- Work to be completed
Will you give every entry again exactly as it stands?
╔══
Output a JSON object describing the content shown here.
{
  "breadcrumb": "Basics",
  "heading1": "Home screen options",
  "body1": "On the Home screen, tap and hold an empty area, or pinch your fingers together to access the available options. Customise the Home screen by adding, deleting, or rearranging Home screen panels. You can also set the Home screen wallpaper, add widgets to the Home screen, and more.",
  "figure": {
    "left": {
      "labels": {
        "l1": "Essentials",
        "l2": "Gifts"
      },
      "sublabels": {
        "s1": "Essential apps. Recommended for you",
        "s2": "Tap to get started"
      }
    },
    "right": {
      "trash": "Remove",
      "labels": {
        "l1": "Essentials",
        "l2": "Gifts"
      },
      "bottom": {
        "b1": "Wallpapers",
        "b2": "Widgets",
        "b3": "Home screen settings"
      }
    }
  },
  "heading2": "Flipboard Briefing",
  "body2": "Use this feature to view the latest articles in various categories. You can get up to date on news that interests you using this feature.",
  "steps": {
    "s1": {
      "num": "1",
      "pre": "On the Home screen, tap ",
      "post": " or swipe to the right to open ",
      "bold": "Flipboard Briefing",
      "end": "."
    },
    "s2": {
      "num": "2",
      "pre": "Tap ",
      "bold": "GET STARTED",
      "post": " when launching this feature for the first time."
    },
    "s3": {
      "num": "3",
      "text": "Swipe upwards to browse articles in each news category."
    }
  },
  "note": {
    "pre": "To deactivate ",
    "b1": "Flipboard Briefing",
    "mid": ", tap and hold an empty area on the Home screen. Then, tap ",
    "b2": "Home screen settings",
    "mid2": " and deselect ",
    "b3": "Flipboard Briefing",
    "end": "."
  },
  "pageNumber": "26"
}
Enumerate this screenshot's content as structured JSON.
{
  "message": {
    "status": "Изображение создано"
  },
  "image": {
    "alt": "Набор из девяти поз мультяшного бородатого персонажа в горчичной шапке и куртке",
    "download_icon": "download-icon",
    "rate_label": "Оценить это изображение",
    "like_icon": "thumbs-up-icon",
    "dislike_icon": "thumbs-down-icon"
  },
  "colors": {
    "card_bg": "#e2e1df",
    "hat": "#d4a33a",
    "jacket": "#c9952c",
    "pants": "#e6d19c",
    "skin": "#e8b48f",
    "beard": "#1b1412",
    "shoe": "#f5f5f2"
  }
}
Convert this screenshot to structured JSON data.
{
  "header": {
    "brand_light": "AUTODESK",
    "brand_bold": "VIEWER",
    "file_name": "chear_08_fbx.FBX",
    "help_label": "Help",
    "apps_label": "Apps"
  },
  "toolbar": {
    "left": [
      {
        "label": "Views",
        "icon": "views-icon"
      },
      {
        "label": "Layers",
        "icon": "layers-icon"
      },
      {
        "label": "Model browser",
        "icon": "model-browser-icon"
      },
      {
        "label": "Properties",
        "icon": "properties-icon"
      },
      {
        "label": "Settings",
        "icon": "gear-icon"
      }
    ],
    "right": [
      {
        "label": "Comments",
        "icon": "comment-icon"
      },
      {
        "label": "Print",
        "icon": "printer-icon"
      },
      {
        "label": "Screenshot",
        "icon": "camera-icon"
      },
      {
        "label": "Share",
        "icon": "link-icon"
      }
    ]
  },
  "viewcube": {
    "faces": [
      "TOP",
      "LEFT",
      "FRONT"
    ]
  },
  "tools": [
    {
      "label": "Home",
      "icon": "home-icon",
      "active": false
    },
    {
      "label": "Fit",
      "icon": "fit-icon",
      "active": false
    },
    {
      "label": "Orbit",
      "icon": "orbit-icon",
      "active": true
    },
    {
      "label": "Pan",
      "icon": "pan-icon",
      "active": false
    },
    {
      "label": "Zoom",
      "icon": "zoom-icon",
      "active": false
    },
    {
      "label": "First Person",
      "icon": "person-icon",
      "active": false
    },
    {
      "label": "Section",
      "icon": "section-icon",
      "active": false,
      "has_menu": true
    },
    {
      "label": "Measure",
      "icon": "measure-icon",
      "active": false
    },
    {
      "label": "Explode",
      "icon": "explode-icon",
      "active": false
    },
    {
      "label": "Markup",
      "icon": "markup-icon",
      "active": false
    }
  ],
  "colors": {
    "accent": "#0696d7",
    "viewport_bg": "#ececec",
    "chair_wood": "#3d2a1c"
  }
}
╚══
- Task answer
Output a JSON object describing the content shown here.
{
  "breadcrumb": "Basics",
  "heading1": "Home screen options",
  "body1": "On the Home screen, tap and hold an empty area, or pinch your fingers together to access the available options. Customise the Home screen by adding, deleting, or rearranging Home screen panels. You can also set the Home screen wallpaper, add widgets to the Home screen, and more.",
  "figure": {
    "left": {
      "labels": {
        "l1": "Essentials",
        "l2": "Gifts"
      },
      "sublabels": {
        "s1": "Essential apps. Recommended for you",
        "s2": "Tap to get started"
      }
    },
    "right": {
      "trash": "Remove",
      "labels": {
        "l1": "Essentials",
        "l2": "Gifts"
      },
      "bottom": {
        "b1": "Wallpapers",
        "b2": "Widgets",
        "b3": "Home screen settings"
      }
    }
  },
  "heading2": "Flipboard Briefing",
  "body2": "Use this feature to view the latest articles in various categories. You can get up to date on news that interests you using this feature.",
  "steps": {
    "s1": {
      "num": "1",
      "pre": "On the Home screen, tap ",
      "post": " or swipe to the right to open ",
      "bold": "Flipboard Briefing",
      "end": "."
    },
    "s2": {
      "num": "2",
      "pre": "Tap ",
      "bold": "GET STARTED",
      "post": " when launching this feature for the first time."
    },
    "s3": {
      "num": "3",
      "text": "Swipe upwards to browse articles in each news category."
    }
  },
  "note": {
    "pre": "To deactivate ",
    "b1": "Flipboard Briefing",
    "mid": ", tap and hold an empty area on the Home screen. Then, tap ",
    "b2": "Home screen settings",
    "mid2": " and deselect ",
    "b3": "Flipboard Briefing",
    "end": "."
  },
  "pageNumber": "26"
}
Enumerate this screenshot's content as structured JSON.
{
  "message": {
    "status": "Изображение создано"
  },
  "image": {
    "alt": "Набор из девяти поз мультяшного бородатого персонажа в горчичной шапке и куртке",
    "download_icon": "download-icon",
    "rate_label": "Оценить это изображение",
    "like_icon": "thumbs-up-icon",
    "dislike_icon": "thumbs-down-icon"
  },
  "colors": {
    "card_bg": "#e2e1df",
    "hat": "#d4a33a",
    "jacket": "#c9952c",
    "pants": "#e6d19c",
    "skin": "#e8b48f",
    "beard": "#1b1412",
    "shoe": "#f5f5f2"
  }
}
Convert this screenshot to structured JSON data.
{
  "header": {
    "brand_light": "AUTODESK",
    "brand_bold": "VIEWER",
    "file_name": "chear_08_fbx.FBX",
    "help_label": "Help",
    "apps_label": "Apps"
  },
  "toolbar": {
    "left": [
      {
        "label": "Views",
        "icon": "views-icon"
      },
      {
        "label": "Layers",
        "icon": "layers-icon"
      },
      {
        "label": "Model browser",
        "icon": "model-browser-icon"
      },
      {
        "label": "Properties",
        "icon": "properties-icon"
      },
      {
        "label": "Settings",
        "icon": "gear-icon"
      }
    ],
    "right": [
      {
        "label": "Comments",
        "icon": "comment-icon"
      },
      {
        "label": "Print",
        "icon": "printer-icon"
      },
      {
        "label": "Screenshot",
        "icon": "camera-icon"
      },
      {
        "label": "Share",
        "icon": "link-icon"
      }
    ]
  },
  "viewcube": {
    "faces": [
      "TOP",
      "LEFT",
      "FRONT"
    ]
  },
  "tools": [
    {
      "label": "Home",
      "icon": "home-icon",
      "active": false
    },
    {
      "label": "Fit",
      "icon": "fit-icon",
      "active": false
    },
    {
      "label": "Orbit",
      "icon": "orbit-icon",
      "active": true
    },
    {
      "label": "Pan",
      "icon": "pan-icon",
      "active": false
    },
    {
      "label": "Zoom",
      "icon": "zoom-icon",
      "active": false
    },
    {
      "label": "First Person",
      "icon": "person-icon",
      "active": false
    },
    {
      "label": "Section",
      "icon": "section-icon",
      "active": false,
      "has_menu": true
    },
    {
      "label": "Measure",
      "icon": "measure-icon",
      "active": false
    },
    {
      "label": "Explode",
      "icon": "explode-icon",
      "active": false
    },
    {
      "label": "Markup",
      "icon": "markup-icon",
      "active": false
    }
  ],
  "colors": {
    "accent": "#0696d7",
    "viewport_bg": "#ececec",
    "chair_wood": "#3d2a1c"
  }
}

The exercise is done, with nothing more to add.